#### Description of the task
Print every line of the listing exactly, please.

#### Provided data
....................

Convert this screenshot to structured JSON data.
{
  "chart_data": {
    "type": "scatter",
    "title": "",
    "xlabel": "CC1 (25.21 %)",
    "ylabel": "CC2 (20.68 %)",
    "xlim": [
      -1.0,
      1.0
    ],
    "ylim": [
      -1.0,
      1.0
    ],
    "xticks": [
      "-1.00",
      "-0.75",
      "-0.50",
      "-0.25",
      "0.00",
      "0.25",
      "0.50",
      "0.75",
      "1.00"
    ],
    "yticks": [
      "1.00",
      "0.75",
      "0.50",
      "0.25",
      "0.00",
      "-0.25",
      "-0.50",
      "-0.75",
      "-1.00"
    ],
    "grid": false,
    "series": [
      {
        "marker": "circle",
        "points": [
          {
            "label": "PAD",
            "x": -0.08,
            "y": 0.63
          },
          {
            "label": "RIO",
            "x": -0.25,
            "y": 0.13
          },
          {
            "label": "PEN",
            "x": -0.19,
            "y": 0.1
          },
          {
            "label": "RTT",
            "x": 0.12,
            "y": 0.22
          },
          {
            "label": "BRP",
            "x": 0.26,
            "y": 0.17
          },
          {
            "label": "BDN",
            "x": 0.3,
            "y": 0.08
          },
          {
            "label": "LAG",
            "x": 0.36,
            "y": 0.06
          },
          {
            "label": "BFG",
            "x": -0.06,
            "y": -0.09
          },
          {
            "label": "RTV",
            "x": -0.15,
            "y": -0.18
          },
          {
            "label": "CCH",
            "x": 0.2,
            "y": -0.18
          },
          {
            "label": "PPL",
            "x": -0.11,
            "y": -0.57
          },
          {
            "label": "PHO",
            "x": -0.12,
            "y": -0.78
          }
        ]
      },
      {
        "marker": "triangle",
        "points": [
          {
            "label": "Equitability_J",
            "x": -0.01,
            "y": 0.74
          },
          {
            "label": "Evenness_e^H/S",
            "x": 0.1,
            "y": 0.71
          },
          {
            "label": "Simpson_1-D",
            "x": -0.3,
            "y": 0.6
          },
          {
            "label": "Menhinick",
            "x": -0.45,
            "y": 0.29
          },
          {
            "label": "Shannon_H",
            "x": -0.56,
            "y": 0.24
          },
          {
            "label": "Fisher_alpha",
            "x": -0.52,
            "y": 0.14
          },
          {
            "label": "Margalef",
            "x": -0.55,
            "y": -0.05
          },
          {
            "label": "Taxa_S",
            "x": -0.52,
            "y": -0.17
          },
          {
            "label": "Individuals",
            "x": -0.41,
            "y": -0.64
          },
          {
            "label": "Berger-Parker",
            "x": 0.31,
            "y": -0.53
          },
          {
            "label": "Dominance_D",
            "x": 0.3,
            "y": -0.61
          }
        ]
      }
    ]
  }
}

....................

#### Exercise answer
Convert this screenshot to structured JSON data.
{
  "chart_data": {
    "type": "scatter",
    "title": "",
    "xlabel": "CC1 (25.21 %)",
    "ylabel": "CC2 (20.68 %)",
    "xlim": [
      -1.0,
      1.0
    ],
    "ylim": [
      -1.0,
      1.0
    ],
    "xticks": [
      "-1.00",
      "-0.75",
      "-0.50",
      "-0.25",
      "0.00",
      "0.25",
      "0.50",
      "0.75",
      "1.00"
    ],
    "yticks": [
      "1.00",
      "0.75",
      "0.50",
      "0.25",
      "0.00",
      "-0.25",
      "-0.50",
      "-0.75",
      "-1.00"
    ],
    "grid": false,
    "series": [
      {
        "marker": "circle",
        "points": [
          {
            "label": "PAD",
            "x": -0.08,
            "y": 0.63
          },
          {
            "label": "RIO",
            "x": -0.25,
            "y": 0.13
          },
          {
            "label": "PEN",
            "x": -0.19,
            "y": 0.1
          },
          {
            "label": "RTT",
            "x": 0.12,
            "y": 0.22
          },
          {
            "label": "BRP",
            "x": 0.26,
            "y": 0.17
          },
          {
            "label": "BDN",
            "x": 0.3,
            "y": 0.08
          },
          {
            "label": "LAG",
            "x": 0.36,
            "y": 0.06
          },
          {
            "label": "BFG",
            "x": -0.06,
            "y": -0.09
          },
          {
            "label": "RTV",
            "x": -0.15,
            "y": -0.18
          },
          {
            "label": "CCH",
            "x": 0.2,
            "y": -0.18
          },
          {
            "label": "PPL",
            "x": -0.11,
            "y": -0.57
          },
          {
            "label": "PHO",
            "x": -0.12,
            "y": -0.78
          }
        ]
      },
      {
        "marker": "triangle",
        "points": [
          {
            "label": "Equitability_J",
            "x": -0.01,
            "y": 0.74
          },
          {
            "label": "Evenness_e^H/S",
            "x": 0.1,
            "y": 0.71
          },
          {
            "label": "Simpson_1-D",
            "x": -0.3,
            "y": 0.6
          },
          {
            "label": "Menhinick",
            "x": -0.45,
            "y": 0.29
          },
          {
            "label": "Shannon_H",
            "x": -0.56,
            "y": 0.24
          },
          {
            "label": "Fisher_alpha",
            "x": -0.52,
            "y": 0.14
          },
          {
            "label": "Margalef",
            "x": -0.55,
            "y": -0.05
          },
          {
            "label": "Taxa_S",
            "x": -0.52,
            "y": -0.17
          },
          {
            "label": "Individuals",
            "x": -0.41,
            "y": -0.64
          },
          {
            "label": "Berger-Parker",
            "x": 0.31,
            "y": -0.53
          },
          {
            "label": "Dominance_D",
            "x": 0.3,
            "y": -0.61
          }
        ]
      }
    ]
  }
}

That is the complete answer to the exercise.